=== Objective ===
Each line that holds the word "this" counts once; report the total and nothing else.

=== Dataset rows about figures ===
────

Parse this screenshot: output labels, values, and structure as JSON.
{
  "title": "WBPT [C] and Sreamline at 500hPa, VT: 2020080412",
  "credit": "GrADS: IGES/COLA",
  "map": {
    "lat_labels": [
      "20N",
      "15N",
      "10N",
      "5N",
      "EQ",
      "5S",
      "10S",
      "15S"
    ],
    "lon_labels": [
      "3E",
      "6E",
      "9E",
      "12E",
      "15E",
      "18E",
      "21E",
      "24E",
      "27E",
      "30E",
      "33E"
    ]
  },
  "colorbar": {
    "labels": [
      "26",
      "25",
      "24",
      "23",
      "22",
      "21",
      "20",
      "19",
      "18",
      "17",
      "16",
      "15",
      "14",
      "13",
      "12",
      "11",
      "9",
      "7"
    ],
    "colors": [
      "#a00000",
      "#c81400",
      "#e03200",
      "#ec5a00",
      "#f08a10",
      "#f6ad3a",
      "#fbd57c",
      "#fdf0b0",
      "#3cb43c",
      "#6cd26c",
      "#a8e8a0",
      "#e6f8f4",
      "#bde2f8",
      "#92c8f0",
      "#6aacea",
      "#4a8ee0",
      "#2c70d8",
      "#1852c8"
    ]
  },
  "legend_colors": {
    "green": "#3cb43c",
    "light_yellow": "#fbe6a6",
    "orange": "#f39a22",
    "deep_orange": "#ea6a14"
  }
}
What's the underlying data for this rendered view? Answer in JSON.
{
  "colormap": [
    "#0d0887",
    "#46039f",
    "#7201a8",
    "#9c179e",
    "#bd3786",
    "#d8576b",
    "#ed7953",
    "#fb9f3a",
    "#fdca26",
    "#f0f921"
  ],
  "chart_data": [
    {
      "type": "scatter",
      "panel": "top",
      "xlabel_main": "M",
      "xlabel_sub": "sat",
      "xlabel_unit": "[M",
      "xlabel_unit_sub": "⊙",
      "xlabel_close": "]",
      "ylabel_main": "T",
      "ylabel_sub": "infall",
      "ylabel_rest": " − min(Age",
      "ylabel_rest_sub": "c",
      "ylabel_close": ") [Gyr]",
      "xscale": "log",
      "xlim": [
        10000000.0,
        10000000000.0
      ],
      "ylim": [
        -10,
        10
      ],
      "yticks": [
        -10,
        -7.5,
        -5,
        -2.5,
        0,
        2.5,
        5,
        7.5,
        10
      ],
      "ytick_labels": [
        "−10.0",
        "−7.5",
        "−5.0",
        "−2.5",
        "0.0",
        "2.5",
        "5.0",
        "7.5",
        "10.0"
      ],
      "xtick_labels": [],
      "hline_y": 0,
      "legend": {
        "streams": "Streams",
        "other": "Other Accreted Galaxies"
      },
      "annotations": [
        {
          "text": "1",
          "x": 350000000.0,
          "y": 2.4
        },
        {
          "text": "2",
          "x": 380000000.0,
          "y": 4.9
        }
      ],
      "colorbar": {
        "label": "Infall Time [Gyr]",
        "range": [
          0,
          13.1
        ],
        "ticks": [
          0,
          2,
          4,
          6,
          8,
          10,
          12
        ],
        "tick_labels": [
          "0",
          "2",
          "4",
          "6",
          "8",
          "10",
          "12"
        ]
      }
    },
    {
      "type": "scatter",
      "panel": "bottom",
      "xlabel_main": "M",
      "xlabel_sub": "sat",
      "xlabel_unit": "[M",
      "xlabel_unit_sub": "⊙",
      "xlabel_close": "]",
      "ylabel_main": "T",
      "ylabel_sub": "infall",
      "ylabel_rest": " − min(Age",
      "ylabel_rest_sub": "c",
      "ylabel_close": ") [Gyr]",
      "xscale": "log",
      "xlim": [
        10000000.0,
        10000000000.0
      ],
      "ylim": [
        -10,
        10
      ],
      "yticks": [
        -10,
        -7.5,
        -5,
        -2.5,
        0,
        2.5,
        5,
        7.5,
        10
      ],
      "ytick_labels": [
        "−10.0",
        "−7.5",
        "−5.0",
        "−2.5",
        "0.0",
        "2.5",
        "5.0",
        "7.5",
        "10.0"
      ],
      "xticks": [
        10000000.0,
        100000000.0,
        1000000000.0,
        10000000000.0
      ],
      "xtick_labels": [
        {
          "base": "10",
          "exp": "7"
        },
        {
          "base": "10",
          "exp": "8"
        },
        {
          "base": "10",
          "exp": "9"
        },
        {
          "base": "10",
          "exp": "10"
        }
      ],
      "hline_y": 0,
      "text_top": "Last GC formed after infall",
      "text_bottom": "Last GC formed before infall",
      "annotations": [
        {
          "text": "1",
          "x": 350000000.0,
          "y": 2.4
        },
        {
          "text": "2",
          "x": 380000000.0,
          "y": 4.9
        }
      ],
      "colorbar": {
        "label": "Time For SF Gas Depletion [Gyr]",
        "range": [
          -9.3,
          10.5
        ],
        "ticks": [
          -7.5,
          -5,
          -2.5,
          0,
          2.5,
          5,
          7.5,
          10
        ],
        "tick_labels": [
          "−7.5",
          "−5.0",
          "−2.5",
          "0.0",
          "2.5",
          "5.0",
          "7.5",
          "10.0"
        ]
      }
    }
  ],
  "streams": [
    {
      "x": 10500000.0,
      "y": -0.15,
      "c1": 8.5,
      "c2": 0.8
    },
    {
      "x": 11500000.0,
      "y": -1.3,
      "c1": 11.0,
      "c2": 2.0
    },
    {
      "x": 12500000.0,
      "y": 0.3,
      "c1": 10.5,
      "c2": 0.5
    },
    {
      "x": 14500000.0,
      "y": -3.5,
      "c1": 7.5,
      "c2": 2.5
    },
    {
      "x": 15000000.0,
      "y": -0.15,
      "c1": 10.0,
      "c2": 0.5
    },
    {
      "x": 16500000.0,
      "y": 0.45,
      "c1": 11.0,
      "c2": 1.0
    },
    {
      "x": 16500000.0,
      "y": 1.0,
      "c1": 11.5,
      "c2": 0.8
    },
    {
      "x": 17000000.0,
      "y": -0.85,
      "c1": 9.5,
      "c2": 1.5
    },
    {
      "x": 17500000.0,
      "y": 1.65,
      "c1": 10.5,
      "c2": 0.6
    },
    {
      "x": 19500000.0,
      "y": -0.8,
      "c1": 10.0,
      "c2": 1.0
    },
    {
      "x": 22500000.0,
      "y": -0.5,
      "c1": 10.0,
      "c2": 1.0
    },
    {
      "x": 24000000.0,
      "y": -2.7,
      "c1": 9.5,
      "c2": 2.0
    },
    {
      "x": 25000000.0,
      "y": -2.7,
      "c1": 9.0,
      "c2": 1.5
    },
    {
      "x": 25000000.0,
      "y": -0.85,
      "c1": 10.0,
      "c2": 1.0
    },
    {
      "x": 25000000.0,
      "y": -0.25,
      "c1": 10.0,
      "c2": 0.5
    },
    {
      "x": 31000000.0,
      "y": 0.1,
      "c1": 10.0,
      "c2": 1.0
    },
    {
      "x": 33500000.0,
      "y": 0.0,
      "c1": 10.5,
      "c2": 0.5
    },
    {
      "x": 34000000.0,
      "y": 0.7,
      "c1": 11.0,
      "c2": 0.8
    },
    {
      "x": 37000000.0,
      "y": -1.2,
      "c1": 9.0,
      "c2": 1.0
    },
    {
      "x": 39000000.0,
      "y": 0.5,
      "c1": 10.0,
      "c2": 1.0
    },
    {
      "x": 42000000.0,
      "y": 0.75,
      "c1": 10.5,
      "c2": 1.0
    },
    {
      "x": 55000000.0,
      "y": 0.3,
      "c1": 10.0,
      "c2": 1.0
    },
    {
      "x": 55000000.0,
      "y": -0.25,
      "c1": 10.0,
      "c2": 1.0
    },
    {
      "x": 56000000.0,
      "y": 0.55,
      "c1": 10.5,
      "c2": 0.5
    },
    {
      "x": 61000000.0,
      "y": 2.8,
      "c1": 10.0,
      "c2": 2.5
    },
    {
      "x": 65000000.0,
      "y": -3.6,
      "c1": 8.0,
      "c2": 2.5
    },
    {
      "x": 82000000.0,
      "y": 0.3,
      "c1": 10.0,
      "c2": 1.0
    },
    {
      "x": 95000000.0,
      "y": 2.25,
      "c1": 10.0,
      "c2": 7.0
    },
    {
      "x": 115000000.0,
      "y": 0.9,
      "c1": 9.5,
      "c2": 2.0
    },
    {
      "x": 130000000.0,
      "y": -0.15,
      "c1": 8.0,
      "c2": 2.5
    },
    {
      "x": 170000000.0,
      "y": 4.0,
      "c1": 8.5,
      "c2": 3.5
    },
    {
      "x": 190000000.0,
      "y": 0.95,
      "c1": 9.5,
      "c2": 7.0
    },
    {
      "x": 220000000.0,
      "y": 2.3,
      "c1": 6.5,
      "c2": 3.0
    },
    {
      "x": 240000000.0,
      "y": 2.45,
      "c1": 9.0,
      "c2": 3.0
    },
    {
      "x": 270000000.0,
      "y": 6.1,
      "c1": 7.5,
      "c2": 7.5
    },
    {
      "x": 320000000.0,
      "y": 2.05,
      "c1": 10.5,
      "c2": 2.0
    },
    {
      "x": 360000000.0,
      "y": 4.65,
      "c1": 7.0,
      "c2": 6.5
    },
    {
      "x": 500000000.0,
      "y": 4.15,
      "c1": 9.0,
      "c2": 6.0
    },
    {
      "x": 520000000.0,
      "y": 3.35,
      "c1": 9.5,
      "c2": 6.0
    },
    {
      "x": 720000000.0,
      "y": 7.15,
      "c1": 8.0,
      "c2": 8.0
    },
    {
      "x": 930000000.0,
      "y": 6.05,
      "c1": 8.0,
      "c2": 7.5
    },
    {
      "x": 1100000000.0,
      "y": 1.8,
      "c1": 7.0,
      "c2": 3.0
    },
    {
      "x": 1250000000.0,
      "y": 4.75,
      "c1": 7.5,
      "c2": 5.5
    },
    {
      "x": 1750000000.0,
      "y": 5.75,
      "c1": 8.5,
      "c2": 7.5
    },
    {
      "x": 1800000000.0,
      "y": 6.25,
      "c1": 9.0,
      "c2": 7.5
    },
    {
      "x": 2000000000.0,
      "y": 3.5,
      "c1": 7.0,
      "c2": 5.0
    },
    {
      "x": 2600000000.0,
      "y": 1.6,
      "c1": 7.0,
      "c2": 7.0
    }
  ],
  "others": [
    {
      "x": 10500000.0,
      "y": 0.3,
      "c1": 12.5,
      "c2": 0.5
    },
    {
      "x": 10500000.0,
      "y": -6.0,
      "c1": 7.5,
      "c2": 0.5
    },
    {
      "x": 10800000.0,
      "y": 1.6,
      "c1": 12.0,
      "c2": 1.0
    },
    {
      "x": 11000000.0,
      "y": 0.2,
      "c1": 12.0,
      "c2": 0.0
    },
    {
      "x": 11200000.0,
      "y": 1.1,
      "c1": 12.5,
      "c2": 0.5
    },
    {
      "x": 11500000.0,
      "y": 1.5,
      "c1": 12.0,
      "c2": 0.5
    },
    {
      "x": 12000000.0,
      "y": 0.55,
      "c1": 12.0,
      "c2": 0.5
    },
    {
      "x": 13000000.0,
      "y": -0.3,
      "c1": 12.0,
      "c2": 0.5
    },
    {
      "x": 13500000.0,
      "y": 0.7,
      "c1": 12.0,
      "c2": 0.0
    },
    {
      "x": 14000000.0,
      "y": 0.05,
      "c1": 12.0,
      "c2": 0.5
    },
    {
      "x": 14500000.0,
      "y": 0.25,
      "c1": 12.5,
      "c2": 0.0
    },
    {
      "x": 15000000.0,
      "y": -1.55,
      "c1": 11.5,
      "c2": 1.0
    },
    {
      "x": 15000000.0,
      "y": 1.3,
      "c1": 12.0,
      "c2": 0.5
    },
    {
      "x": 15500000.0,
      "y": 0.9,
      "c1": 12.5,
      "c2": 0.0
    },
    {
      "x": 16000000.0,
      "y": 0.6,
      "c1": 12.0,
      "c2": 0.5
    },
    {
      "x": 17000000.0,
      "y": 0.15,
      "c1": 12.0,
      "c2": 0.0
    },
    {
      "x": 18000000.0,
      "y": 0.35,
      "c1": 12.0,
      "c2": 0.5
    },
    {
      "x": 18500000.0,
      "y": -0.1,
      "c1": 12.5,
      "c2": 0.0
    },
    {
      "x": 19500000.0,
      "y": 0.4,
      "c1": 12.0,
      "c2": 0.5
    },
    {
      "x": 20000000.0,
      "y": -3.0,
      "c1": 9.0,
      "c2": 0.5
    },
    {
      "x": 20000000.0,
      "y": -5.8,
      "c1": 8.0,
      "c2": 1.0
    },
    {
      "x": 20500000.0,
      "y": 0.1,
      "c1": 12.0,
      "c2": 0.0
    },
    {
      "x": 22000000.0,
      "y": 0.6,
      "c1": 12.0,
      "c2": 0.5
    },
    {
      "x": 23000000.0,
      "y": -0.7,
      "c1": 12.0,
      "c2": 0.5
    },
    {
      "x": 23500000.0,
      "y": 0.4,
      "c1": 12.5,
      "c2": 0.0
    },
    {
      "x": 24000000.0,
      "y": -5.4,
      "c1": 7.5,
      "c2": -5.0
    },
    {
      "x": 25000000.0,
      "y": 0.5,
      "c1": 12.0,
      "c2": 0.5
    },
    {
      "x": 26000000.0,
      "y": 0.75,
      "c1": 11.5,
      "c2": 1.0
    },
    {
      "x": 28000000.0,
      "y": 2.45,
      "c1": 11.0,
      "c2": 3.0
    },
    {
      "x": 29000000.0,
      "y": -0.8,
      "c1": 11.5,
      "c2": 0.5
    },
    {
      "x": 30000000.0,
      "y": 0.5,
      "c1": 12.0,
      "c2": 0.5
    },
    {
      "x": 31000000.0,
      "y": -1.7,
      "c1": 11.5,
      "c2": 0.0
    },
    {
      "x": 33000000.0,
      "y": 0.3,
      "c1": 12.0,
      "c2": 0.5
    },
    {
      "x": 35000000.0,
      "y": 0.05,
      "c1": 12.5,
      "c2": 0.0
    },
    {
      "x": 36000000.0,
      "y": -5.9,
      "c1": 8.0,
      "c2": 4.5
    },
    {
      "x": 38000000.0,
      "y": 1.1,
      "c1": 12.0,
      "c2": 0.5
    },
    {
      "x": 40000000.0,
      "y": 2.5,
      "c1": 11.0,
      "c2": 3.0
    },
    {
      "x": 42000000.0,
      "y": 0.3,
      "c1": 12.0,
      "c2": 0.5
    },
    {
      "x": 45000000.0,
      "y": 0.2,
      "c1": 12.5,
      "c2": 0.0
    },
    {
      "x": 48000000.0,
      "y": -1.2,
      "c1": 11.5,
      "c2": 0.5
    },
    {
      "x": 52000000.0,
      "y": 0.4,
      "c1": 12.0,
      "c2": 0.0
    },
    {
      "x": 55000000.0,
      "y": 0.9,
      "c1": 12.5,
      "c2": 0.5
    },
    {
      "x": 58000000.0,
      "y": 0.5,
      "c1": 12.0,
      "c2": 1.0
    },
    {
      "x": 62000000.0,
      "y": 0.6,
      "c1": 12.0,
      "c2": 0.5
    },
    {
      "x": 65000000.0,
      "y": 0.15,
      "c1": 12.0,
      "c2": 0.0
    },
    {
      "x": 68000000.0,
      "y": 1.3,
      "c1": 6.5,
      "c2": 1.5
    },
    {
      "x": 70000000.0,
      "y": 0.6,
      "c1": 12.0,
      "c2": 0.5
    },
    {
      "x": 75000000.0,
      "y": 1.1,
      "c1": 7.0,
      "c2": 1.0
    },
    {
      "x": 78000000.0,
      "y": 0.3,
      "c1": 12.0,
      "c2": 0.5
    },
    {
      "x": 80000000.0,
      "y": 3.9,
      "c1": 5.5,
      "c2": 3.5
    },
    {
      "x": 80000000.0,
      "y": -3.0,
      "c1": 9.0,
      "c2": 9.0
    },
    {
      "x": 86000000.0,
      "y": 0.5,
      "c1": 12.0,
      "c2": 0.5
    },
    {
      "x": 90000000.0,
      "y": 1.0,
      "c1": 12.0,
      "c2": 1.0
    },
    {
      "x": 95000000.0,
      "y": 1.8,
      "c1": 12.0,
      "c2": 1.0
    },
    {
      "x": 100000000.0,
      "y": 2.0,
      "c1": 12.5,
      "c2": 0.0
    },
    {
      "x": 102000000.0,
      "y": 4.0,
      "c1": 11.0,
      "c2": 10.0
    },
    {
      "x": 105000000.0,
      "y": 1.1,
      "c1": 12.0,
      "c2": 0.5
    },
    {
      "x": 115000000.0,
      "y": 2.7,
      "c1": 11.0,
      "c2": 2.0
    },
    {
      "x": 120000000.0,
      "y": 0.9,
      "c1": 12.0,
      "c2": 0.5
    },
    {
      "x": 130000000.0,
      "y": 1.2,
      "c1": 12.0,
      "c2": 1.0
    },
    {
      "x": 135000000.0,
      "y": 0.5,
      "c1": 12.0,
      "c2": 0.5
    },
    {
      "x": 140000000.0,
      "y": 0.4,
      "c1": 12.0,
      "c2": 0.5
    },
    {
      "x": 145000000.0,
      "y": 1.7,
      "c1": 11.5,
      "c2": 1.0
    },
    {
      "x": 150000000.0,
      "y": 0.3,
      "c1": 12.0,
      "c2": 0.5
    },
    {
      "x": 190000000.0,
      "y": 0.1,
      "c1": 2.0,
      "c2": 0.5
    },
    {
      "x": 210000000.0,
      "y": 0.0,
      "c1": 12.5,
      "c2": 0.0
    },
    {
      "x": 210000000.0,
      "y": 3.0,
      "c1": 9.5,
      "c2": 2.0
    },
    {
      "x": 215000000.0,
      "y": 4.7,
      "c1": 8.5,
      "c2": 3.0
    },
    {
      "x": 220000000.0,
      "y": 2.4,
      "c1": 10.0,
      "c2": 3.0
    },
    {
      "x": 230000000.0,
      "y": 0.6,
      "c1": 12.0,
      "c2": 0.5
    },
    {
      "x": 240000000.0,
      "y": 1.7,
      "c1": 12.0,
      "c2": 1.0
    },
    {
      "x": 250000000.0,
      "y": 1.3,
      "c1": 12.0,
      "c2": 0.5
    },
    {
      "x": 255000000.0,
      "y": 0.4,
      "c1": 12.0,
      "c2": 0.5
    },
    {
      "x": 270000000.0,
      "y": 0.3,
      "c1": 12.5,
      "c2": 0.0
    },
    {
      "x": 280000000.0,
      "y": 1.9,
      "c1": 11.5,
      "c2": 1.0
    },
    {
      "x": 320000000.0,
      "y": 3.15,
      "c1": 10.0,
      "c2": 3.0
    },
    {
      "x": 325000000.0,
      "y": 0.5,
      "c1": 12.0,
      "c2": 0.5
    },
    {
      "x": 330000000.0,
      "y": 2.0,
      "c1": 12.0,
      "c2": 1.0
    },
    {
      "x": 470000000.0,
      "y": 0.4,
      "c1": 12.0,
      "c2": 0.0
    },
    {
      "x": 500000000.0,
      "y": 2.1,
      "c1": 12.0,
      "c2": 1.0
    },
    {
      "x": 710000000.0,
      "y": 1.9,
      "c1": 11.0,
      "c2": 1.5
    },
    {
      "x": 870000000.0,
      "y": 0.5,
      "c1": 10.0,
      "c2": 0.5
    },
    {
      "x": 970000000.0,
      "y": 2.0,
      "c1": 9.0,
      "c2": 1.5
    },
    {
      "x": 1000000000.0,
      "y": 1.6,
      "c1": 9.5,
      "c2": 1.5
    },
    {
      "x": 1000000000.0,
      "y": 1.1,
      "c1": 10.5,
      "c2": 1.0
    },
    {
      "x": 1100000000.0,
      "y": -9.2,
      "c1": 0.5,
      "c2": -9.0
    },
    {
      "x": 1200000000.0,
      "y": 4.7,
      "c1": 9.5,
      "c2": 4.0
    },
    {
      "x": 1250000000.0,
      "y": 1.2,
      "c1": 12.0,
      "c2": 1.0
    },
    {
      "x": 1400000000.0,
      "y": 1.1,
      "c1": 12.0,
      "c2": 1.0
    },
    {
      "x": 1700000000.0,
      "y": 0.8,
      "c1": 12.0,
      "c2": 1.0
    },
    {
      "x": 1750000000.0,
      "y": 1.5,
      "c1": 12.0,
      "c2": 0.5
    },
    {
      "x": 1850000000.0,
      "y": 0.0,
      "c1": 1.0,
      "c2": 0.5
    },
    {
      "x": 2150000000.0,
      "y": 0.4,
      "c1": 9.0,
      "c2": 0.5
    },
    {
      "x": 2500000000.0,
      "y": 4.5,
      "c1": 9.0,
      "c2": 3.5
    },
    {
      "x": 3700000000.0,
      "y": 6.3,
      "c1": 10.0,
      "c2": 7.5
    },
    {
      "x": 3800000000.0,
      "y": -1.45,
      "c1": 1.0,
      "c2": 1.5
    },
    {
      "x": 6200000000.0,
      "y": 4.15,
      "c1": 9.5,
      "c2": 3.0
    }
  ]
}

────

=== Answer in full ===
2